**Exercise materials:**
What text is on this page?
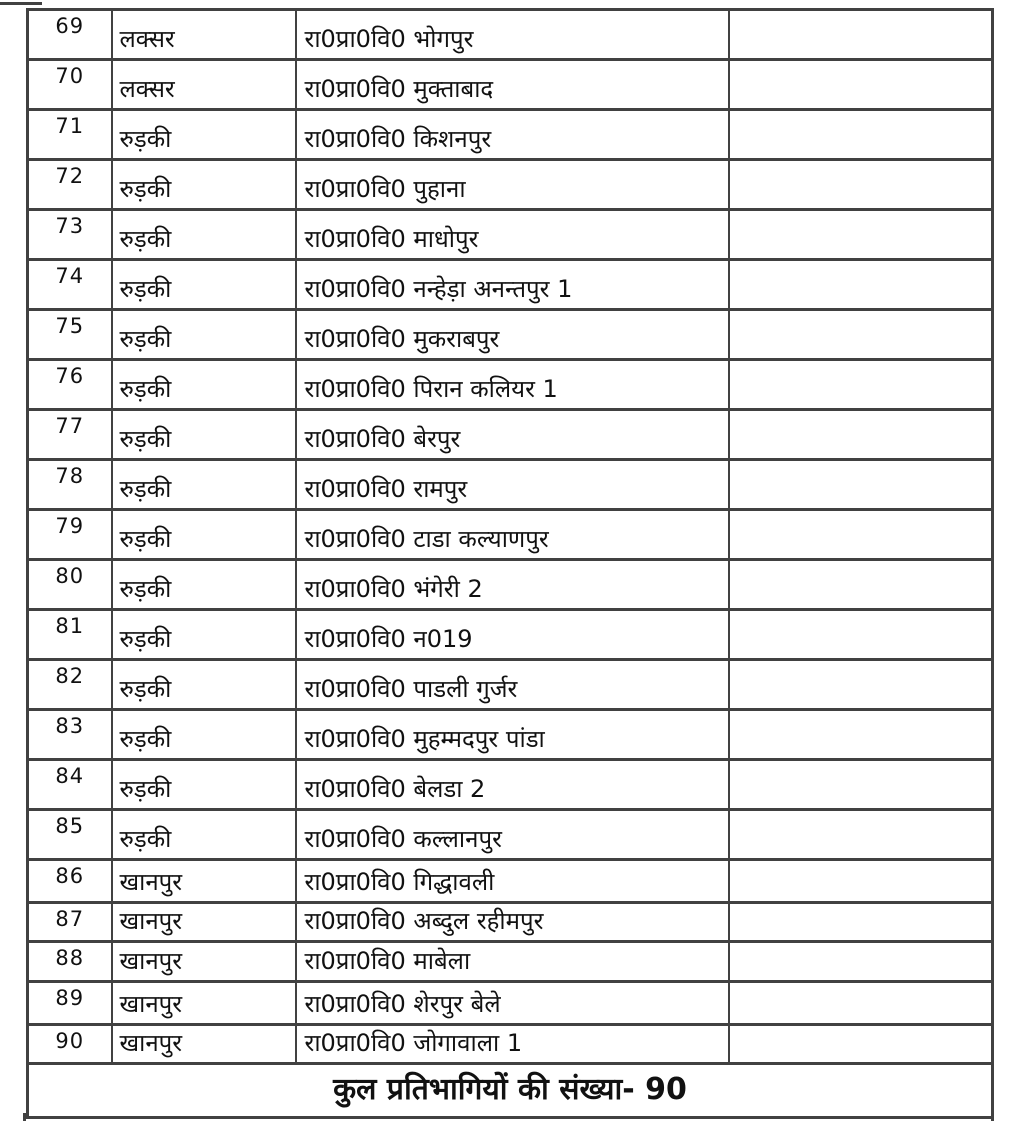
69	लक्सर	रा0प्रा0वि0 भोगपुर	
70	लक्सर	रा0प्रा0वि0 मुक्ताबाद	
71	रुड़की	रा0प्रा0वि0 किशनपुर	
72	रुड़की	रा0प्रा0वि0 पुहाना	
73	रुड़की	रा0प्रा0वि0 माधोपुर	
74	रुड़की	रा0प्रा0वि0 नन्हेड़ा अनन्तपुर 1	
75	रुड़की	रा0प्रा0वि0 मुकराबपुर	
76	रुड़की	रा0प्रा0वि0 पिरान कलियर 1	
77	रुड़की	रा0प्रा0वि0 बेरपुर	
78	रुड़की	रा0प्रा0वि0 रामपुर	
79	रुड़की	रा0प्रा0वि0 टाडा कल्याणपुर	
80	रुड़की	रा0प्रा0वि0 भंगेरी 2	
81	रुड़की	रा0प्रा0वि0 न019	
82	रुड़की	रा0प्रा0वि0 पाडली गुर्जर	
83	रुड़की	रा0प्रा0वि0 मुहम्मदपुर पांडा	
84	रुड़की	रा0प्रा0वि0 बेलडा 2	
85	रुड़की	रा0प्रा0वि0 कल्लानपुर	
86	खानपुर	रा0प्रा0वि0 गिद्धावली	
87	खानपुर	रा0प्रा0वि0 अब्दुल रहीमपुर	
88	खानपुर	रा0प्रा0वि0 माबेला	
89	खानपुर	रा0प्रा0वि0 शेरपुर बेले	
90	खानपुर	रा0प्रा0वि0 जोगावाला 1	
कुल प्रतिभागियों की संख्या- 90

**Stated task:**
Any pictures should be dropped; transcribe the rest of the records above exactly.

**Task output:**
What text is on this page?
69	लक्सर	रा0प्रा0वि0 भोगपुर	
70	लक्सर	रा0प्रा0वि0 मुक्ताबाद	
71	रुड़की	रा0प्रा0वि0 किशनपुर	
72	रुड़की	रा0प्रा0वि0 पुहाना	
73	रुड़की	रा0प्रा0वि0 माधोपुर	
74	रुड़की	रा0प्रा0वि0 नन्हेड़ा अनन्तपुर 1	
75	रुड़की	रा0प्रा0वि0 मुकराबपुर	
76	रुड़की	रा0प्रा0वि0 पिरान कलियर 1	
77	रुड़की	रा0प्रा0वि0 बेरपुर	
78	रुड़की	रा0प्रा0वि0 रामपुर	
79	रुड़की	रा0प्रा0वि0 टाडा कल्याणपुर	
80	रुड़की	रा0प्रा0वि0 भंगेरी 2	
81	रुड़की	रा0प्रा0वि0 न019	
82	रुड़की	रा0प्रा0वि0 पाडली गुर्जर	
83	रुड़की	रा0प्रा0वि0 मुहम्मदपुर पांडा	
84	रुड़की	रा0प्रा0वि0 बेलडा 2	
85	रुड़की	रा0प्रा0वि0 कल्लानपुर	
86	खानपुर	रा0प्रा0वि0 गिद्धावली	
87	खानपुर	रा0प्रा0वि0 अब्दुल रहीमपुर	
88	खानपुर	रा0प्रा0वि0 माबेला	
89	खानपुर	रा0प्रा0वि0 शेरपुर बेले	
90	खानपुर	रा0प्रा0वि0 जोगावाला 1	
कुल प्रतिभागियों की संख्या- 90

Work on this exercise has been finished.